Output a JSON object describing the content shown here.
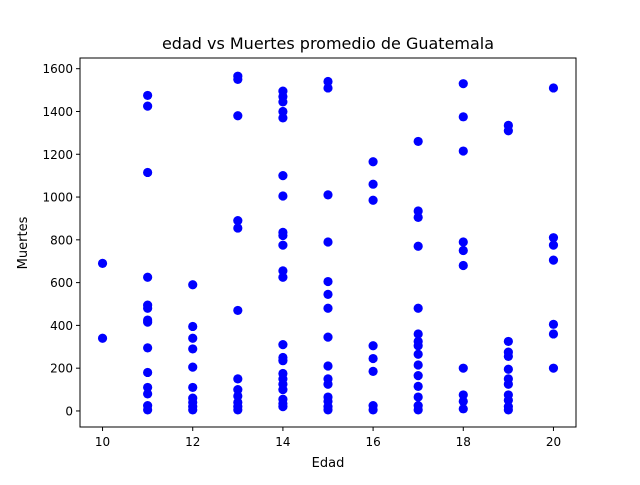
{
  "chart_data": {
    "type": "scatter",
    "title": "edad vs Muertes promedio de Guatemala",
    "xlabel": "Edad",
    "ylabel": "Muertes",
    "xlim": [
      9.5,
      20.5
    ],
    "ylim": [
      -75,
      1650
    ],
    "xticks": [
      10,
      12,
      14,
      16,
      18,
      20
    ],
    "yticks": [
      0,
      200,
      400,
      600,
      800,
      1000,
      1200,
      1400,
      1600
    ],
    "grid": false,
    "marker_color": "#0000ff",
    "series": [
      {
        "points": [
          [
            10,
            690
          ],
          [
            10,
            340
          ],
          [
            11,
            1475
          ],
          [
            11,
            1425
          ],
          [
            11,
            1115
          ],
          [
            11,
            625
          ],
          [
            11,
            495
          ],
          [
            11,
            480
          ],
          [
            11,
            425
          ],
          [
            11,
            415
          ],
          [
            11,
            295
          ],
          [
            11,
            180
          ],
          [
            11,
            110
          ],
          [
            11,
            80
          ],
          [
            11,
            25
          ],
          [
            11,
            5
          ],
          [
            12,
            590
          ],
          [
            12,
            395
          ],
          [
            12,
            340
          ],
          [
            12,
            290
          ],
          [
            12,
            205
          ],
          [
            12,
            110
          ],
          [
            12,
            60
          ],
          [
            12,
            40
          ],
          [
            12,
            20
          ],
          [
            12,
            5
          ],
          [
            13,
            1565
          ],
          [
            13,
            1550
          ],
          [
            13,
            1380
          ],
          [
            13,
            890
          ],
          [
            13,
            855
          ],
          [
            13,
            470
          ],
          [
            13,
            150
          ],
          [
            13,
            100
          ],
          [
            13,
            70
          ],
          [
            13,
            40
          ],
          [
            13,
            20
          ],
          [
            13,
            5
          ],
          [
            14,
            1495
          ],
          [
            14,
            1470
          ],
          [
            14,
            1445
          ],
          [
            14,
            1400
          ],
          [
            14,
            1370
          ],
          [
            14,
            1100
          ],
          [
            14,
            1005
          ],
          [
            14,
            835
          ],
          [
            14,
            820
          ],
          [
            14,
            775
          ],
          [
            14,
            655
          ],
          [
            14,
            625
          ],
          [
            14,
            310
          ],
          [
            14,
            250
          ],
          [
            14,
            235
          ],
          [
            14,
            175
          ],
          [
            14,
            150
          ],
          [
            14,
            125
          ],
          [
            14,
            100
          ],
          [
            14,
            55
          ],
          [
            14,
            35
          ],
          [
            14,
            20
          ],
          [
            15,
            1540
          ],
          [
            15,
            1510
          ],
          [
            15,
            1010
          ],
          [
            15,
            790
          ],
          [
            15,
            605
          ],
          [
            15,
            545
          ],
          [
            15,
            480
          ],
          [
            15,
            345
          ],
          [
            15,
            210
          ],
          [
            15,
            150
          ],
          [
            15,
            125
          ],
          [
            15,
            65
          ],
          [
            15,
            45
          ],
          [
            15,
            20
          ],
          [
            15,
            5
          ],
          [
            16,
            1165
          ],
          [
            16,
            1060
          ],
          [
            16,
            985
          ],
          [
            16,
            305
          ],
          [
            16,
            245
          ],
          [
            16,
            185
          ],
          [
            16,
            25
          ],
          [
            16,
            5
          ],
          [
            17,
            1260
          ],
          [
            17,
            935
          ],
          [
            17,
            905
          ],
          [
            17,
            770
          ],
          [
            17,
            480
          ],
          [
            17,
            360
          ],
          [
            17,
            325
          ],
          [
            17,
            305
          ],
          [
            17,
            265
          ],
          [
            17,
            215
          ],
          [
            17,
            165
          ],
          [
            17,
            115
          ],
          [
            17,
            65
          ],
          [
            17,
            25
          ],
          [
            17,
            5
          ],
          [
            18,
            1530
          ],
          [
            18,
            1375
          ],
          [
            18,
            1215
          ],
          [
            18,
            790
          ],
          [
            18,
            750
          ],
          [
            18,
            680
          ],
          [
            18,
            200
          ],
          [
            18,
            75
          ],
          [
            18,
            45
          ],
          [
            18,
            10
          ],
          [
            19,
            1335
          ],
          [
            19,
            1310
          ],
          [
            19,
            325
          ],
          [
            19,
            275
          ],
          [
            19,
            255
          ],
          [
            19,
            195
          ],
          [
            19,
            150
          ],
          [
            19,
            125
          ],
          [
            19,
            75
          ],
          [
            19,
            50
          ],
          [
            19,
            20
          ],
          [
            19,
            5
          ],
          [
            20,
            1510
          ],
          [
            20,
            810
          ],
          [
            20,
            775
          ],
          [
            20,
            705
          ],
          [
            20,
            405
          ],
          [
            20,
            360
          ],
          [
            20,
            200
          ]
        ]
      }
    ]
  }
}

::::

- Directions: Give back all entries exactly. No pictures belong in the copy.

- Response for this exercise:
Output a JSON object describing the content shown here.
{
  "chart_data": {
    "type": "scatter",
    "title": "edad vs Muertes promedio de Guatemala",
    "xlabel": "Edad",
    "ylabel": "Muertes",
    "xlim": [
      9.5,
      20.5
    ],
    "ylim": [
      -75,
      1650
    ],
    "xticks": [
      10,
      12,
      14,
      16,
      18,
      20
    ],
    "yticks": [
      0,
      200,
      400,
      600,
      800,
      1000,
      1200,
      1400,
      1600
    ],
    "grid": false,
    "marker_color": "#0000ff",
    "series": [
      {
        "points": [
          [
            10,
            690
          ],
          [
            10,
            340
          ],
          [
            11,
            1475
          ],
          [
            11,
            1425
          ],
          [
            11,
            1115
          ],
          [
            11,
            625
          ],
          [
            11,
            495
          ],
          [
            11,
            480
          ],
          [
            11,
            425
          ],
          [
            11,
            415
          ],
          [
            11,
            295
          ],
          [
            11,
            180
          ],
          [
            11,
            110
          ],
          [
            11,
            80
          ],
          [
            11,
            25
          ],
          [
            11,
            5
          ],
          [
            12,
            590
          ],
          [
            12,
            395
          ],
          [
            12,
            340
          ],
          [
            12,
            290
          ],
          [
            12,
            205
          ],
          [
            12,
            110
          ],
          [
            12,
            60
          ],
          [
            12,
            40
          ],
          [
            12,
            20
          ],
          [
            12,
            5
          ],
          [
            13,
            1565
          ],
          [
            13,
            1550
          ],
          [
            13,
            1380
          ],
          [
            13,
            890
          ],
          [
            13,
            855
          ],
          [
            13,
            470
          ],
          [
            13,
            150
          ],
          [
            13,
            100
          ],
          [
            13,
            70
          ],
          [
            13,
            40
          ],
          [
            13,
            20
          ],
          [
            13,
            5
          ],
          [
            14,
            1495
          ],
          [
            14,
            1470
          ],
          [
            14,
            1445
          ],
          [
            14,
            1400
          ],
          [
            14,
            1370
          ],
          [
            14,
            1100
          ],
          [
            14,
            1005
          ],
          [
            14,
            835
          ],
          [
            14,
            820
          ],
          [
            14,
            775
          ],
          [
            14,
            655
          ],
          [
            14,
            625
          ],
          [
            14,
            310
          ],
          [
            14,
            250
          ],
          [
            14,
            235
          ],
          [
            14,
            175
          ],
          [
            14,
            150
          ],
          [
            14,
            125
          ],
          [
            14,
            100
          ],
          [
            14,
            55
          ],
          [
            14,
            35
          ],
          [
            14,
            20
          ],
          [
            15,
            1540
          ],
          [
            15,
            1510
          ],
          [
            15,
            1010
          ],
          [
            15,
            790
          ],
          [
            15,
            605
          ],
          [
            15,
            545
          ],
          [
            15,
            480
          ],
          [
            15,
            345
          ],
          [
            15,
            210
          ],
          [
            15,
            150
          ],
          [
            15,
            125
          ],
          [
            15,
            65
          ],
          [
            15,
            45
          ],
          [
            15,
            20
          ],
          [
            15,
            5
          ],
          [
            16,
            1165
          ],
          [
            16,
            1060
          ],
          [
            16,
            985
          ],
          [
            16,
            305
          ],
          [
            16,
            245
          ],
          [
            16,
            185
          ],
          [
            16,
            25
          ],
          [
            16,
            5
          ],
          [
            17,
            1260
          ],
          [
            17,
            935
          ],
          [
            17,
            905
          ],
          [
            17,
            770
          ],
          [
            17,
            480
          ],
          [
            17,
            360
          ],
          [
            17,
            325
          ],
          [
            17,
            305
          ],
          [
            17,
            265
          ],
          [
            17,
            215
          ],
          [
            17,
            165
          ],
          [
            17,
            115
          ],
          [
            17,
            65
          ],
          [
            17,
            25
          ],
          [
            17,
            5
          ],
          [
            18,
            1530
          ],
          [
            18,
            1375
          ],
          [
            18,
            1215
          ],
          [
            18,
            790
          ],
          [
            18,
            750
          ],
          [
            18,
            680
          ],
          [
            18,
            200
          ],
          [
            18,
            75
          ],
          [
            18,
            45
          ],
          [
            18,
            10
          ],
          [
            19,
            1335
          ],
          [
            19,
            1310
          ],
          [
            19,
            325
          ],
          [
            19,
            275
          ],
          [
            19,
            255
          ],
          [
            19,
            195
          ],
          [
            19,
            150
          ],
          [
            19,
            125
          ],
          [
            19,
            75
          ],
          [
            19,
            50
          ],
          [
            19,
            20
          ],
          [
            19,
            5
          ],
          [
            20,
            1510
          ],
          [
            20,
            810
          ],
          [
            20,
            775
          ],
          [
            20,
            705
          ],
          [
            20,
            405
          ],
          [
            20,
            360
          ],
          [
            20,
            200
          ]
        ]
      }
    ]
  }
}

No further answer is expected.